> _Data for the task_
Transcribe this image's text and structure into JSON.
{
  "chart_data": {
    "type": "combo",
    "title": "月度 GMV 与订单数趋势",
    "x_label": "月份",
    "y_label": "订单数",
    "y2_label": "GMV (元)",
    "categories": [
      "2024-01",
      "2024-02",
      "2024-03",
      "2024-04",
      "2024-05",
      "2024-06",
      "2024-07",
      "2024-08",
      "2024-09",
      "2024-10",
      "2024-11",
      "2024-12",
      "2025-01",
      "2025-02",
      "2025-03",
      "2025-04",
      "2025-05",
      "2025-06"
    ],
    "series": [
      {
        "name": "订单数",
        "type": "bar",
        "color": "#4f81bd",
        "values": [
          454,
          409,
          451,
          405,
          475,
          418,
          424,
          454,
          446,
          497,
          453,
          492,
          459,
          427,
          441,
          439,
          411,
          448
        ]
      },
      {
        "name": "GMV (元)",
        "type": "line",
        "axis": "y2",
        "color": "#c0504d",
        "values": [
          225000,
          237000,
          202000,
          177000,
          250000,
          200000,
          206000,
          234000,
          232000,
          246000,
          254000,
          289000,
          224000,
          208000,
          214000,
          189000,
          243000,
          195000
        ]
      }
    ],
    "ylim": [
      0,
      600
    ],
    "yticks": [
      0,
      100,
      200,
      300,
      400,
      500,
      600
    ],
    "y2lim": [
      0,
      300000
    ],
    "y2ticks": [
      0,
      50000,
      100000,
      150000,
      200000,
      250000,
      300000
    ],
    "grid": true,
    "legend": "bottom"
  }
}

> _Work instructions_
Give the data again, exactly as it stands.

> _Correct response_
Transcribe this image's text and structure into JSON.
{
  "chart_data": {
    "type": "combo",
    "title": "月度 GMV 与订单数趋势",
    "x_label": "月份",
    "y_label": "订单数",
    "y2_label": "GMV (元)",
    "categories": [
      "2024-01",
      "2024-02",
      "2024-03",
      "2024-04",
      "2024-05",
      "2024-06",
      "2024-07",
      "2024-08",
      "2024-09",
      "2024-10",
      "2024-11",
      "2024-12",
      "2025-01",
      "2025-02",
      "2025-03",
      "2025-04",
      "2025-05",
      "2025-06"
    ],
    "series": [
      {
        "name": "订单数",
        "type": "bar",
        "color": "#4f81bd",
        "values": [
          454,
          409,
          451,
          405,
          475,
          418,
          424,
          454,
          446,
          497,
          453,
          492,
          459,
          427,
          441,
          439,
          411,
          448
        ]
      },
      {
        "name": "GMV (元)",
        "type": "line",
        "axis": "y2",
        "color": "#c0504d",
        "values": [
          225000,
          237000,
          202000,
          177000,
          250000,
          200000,
          206000,
          234000,
          232000,
          246000,
          254000,
          289000,
          224000,
          208000,
          214000,
          189000,
          243000,
          195000
        ]
      }
    ],
    "ylim": [
      0,
      600
    ],
    "yticks": [
      0,
      100,
      200,
      300,
      400,
      500,
      600
    ],
    "y2lim": [
      0,
      300000
    ],
    "y2ticks": [
      0,
      50000,
      100000,
      150000,
      200000,
      250000,
      300000
    ],
    "grid": true,
    "legend": "bottom"
  }
}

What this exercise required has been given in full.